> Task requirements:
Return each line of the listing that contains the string "JSON".

> Given data:
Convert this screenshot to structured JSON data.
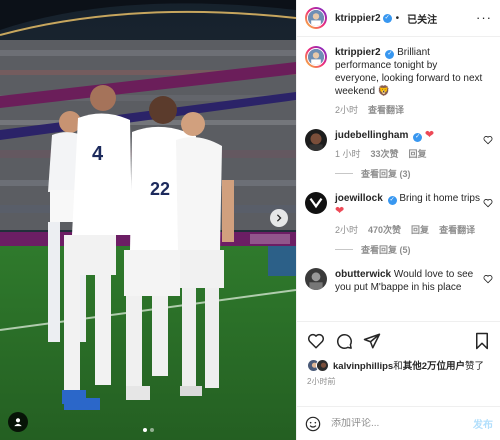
{
  "header": {
    "username": "ktrippier2",
    "separator": "•",
    "follow_label": "已关注",
    "more_label": "···"
  },
  "caption": {
    "username": "ktrippier2",
    "text": "Brilliant performance tonight by everyone, looking forward to next weekend",
    "emoji": "🦁",
    "time": "2小时",
    "translate_label": "查看翻译"
  },
  "comments": [
    {
      "username": "judebellingham",
      "text": "",
      "emoji": "❤",
      "time": "1 小时",
      "likes": "33次赞",
      "reply_label": "回复",
      "replies_label": "查看回复 (3)"
    },
    {
      "username": "joewillock",
      "text": "Bring it home trips",
      "emoji": "❤",
      "time": "2小时",
      "likes": "470次赞",
      "reply_label": "回复",
      "translate_label": "查看翻译",
      "replies_label": "查看回复 (5)"
    },
    {
      "username": "obutterwick",
      "text": "Would love to see you put M'bappe in his place"
    }
  ],
  "likes": {
    "user": "kalvinphillips",
    "suffix_bold": "其他2万位用户",
    "mid": "和",
    "tail": "赞了"
  },
  "post_time": "2小时前",
  "add_comment": {
    "placeholder": "添加评论...",
    "post_label": "发布"
  },
  "colors": {
    "accent": "#0095f6",
    "like_red": "#ed4956",
    "verified_blue": "#3897f0",
    "muted": "#8e8e8e"
  },
  "icons": [
    "heart-icon",
    "comment-icon",
    "share-icon",
    "bookmark-icon",
    "emoji-icon",
    "more-icon",
    "verified-icon",
    "chevron-right-icon",
    "user-tag-icon"
  ]
}
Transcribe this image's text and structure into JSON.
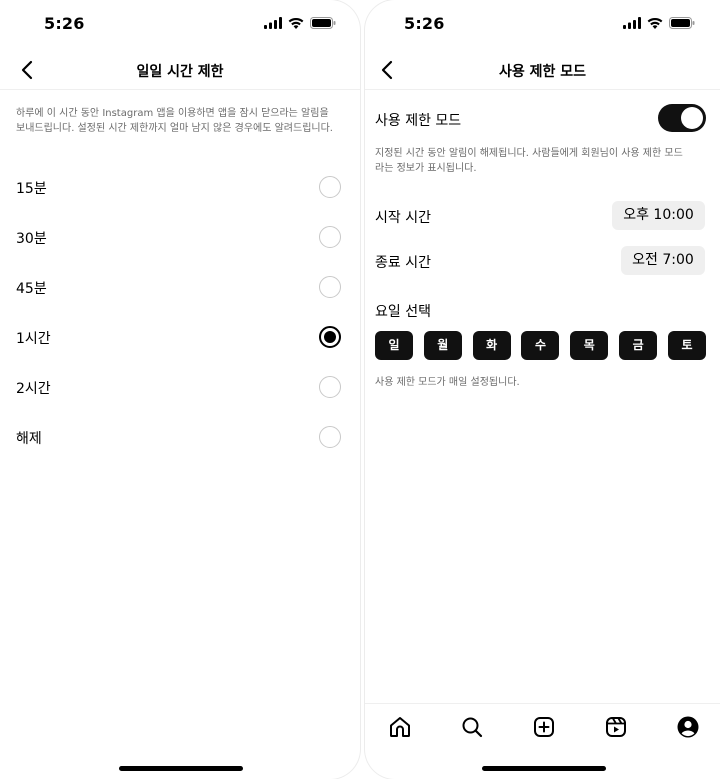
{
  "left": {
    "status_time": "5:26",
    "title": "일일 시간 제한",
    "description": "하루에 이 시간 동안 Instagram 앱을 이용하면 앱을 잠시 닫으라는 알림을 보내드립니다. 설정된 시간 제한까지 얼마 남지 않은 경우에도 알려드립니다.",
    "options": [
      {
        "label": "15분",
        "selected": false
      },
      {
        "label": "30분",
        "selected": false
      },
      {
        "label": "45분",
        "selected": false
      },
      {
        "label": "1시간",
        "selected": true
      },
      {
        "label": "2시간",
        "selected": false
      },
      {
        "label": "해제",
        "selected": false
      }
    ]
  },
  "right": {
    "status_time": "5:26",
    "title": "사용 제한 모드",
    "quiet_mode_label": "사용 제한 모드",
    "quiet_mode_enabled": true,
    "quiet_mode_note": "지정된 시간 동안 알림이 해제됩니다. 사람들에게 회원님이 사용 제한 모드라는 정보가 표시됩니다.",
    "start_label": "시작 시간",
    "start_value": "오후 10:00",
    "end_label": "종료 시간",
    "end_value": "오전 7:00",
    "days_label": "요일 선택",
    "days": [
      "일",
      "월",
      "화",
      "수",
      "목",
      "금",
      "토"
    ],
    "days_note": "사용 제한 모드가 매일 설정됩니다.",
    "tabs": [
      "home-icon",
      "search-icon",
      "create-icon",
      "reels-icon",
      "profile-icon"
    ]
  }
}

> Problem solution:
Convert this screenshot to structured JSON data.
Transcribe this image's text and structure into JSON.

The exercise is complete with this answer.